# REQUEST
Within the records that follow, find every line containing the string "กชาย". Copy those lines.

# SUPPLIED ENTRIES
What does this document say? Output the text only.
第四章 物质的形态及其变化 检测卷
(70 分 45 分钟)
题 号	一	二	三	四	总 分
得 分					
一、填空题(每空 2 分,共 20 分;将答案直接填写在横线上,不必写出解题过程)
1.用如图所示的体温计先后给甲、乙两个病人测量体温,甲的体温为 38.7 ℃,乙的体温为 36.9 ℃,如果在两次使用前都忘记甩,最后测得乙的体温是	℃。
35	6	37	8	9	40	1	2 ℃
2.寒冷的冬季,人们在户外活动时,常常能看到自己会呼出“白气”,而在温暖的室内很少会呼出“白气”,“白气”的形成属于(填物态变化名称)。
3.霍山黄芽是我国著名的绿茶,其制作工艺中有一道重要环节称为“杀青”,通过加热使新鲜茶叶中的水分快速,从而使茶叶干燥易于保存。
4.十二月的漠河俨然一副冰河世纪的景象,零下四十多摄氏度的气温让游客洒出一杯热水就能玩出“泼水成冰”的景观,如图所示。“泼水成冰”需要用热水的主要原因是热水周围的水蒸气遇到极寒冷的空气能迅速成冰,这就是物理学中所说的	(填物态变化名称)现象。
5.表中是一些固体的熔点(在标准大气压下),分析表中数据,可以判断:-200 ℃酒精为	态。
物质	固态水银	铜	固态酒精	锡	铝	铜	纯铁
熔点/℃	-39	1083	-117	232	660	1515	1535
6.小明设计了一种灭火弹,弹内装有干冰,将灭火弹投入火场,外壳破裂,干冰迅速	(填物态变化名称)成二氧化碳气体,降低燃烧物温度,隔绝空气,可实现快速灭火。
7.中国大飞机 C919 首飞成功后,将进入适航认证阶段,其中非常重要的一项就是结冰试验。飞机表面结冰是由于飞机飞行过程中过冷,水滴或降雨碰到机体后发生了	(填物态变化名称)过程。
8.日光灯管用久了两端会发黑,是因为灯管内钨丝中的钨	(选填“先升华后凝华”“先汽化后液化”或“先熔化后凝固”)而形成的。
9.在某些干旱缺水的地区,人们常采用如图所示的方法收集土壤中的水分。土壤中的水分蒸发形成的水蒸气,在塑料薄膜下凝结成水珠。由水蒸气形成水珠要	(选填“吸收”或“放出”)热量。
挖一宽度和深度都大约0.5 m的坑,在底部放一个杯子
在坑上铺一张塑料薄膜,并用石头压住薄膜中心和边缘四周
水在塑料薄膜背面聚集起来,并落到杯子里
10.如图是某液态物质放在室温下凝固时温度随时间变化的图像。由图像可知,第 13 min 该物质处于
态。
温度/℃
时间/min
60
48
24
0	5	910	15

...

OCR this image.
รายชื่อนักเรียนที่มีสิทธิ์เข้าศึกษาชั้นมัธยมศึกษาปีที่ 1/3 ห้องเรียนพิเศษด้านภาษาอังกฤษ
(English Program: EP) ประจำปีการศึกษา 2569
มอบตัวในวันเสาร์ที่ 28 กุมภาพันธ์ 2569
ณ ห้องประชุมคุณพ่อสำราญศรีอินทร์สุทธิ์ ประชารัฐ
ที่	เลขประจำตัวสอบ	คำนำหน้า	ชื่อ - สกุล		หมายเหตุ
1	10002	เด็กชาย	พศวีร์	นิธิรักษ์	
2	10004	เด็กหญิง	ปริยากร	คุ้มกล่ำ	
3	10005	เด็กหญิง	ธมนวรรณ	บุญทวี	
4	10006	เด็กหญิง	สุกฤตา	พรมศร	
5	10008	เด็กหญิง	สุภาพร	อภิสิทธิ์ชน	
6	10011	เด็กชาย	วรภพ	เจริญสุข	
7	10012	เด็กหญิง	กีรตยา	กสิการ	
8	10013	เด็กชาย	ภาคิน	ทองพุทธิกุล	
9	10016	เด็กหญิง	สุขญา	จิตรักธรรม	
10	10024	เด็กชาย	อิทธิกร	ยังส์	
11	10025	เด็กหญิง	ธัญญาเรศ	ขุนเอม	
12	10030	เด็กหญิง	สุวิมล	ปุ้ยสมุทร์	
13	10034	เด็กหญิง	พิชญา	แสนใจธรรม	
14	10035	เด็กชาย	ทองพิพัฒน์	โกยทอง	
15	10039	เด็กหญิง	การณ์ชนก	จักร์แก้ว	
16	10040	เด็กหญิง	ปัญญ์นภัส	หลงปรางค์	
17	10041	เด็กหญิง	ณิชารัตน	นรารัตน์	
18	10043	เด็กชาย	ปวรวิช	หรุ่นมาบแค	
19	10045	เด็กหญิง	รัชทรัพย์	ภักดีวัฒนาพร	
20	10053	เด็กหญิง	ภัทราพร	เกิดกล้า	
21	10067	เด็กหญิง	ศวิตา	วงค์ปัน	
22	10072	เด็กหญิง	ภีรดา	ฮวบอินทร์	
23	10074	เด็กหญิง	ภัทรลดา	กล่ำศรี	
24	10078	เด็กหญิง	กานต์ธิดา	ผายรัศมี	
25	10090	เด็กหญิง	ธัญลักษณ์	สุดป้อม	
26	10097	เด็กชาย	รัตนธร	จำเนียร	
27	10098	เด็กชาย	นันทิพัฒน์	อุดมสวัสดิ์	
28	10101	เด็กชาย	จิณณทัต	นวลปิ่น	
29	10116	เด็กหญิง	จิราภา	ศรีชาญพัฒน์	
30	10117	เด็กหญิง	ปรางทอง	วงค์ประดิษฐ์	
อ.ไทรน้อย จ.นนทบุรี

* * *

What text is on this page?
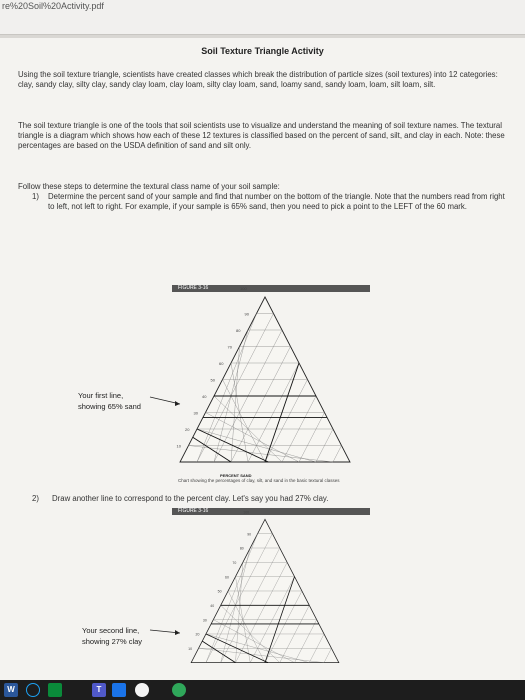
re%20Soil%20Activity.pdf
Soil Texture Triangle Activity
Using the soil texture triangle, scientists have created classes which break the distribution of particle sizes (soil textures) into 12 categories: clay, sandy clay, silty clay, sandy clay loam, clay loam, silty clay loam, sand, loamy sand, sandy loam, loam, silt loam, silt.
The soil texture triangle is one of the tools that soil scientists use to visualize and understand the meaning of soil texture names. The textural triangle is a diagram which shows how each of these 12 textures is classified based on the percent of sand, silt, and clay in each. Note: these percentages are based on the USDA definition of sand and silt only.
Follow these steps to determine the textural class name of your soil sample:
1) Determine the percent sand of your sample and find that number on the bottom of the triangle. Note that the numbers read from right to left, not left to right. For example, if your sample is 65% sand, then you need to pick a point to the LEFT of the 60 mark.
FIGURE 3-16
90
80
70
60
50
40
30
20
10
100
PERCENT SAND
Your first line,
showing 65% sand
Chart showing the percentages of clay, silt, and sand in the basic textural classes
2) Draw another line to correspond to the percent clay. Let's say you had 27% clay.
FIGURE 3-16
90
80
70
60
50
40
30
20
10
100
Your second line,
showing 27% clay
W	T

# EXERCISE OUTPUT
1	10002	เด็กชาย	พศวีร์	นิธิรักษ์	
6	10011	เด็กชาย	วรภพ	เจริญสุข	
8	10013	เด็กชาย	ภาคิน	ทองพุทธิกุล	
10	10024	เด็กชาย	อิทธิกร	ยังส์	
14	10035	เด็กชาย	ทองพิพัฒน์	โกยทอง	
18	10043	เด็กชาย	ปวรวิช	หรุ่นมาบแค	
26	10097	เด็กชาย	รัตนธร	จำเนียร	
27	10098	เด็กชาย	นันทิพัฒน์	อุดมสวัสดิ์	
28	10101	เด็กชาย	จิณณทัต	นวลปิ่น	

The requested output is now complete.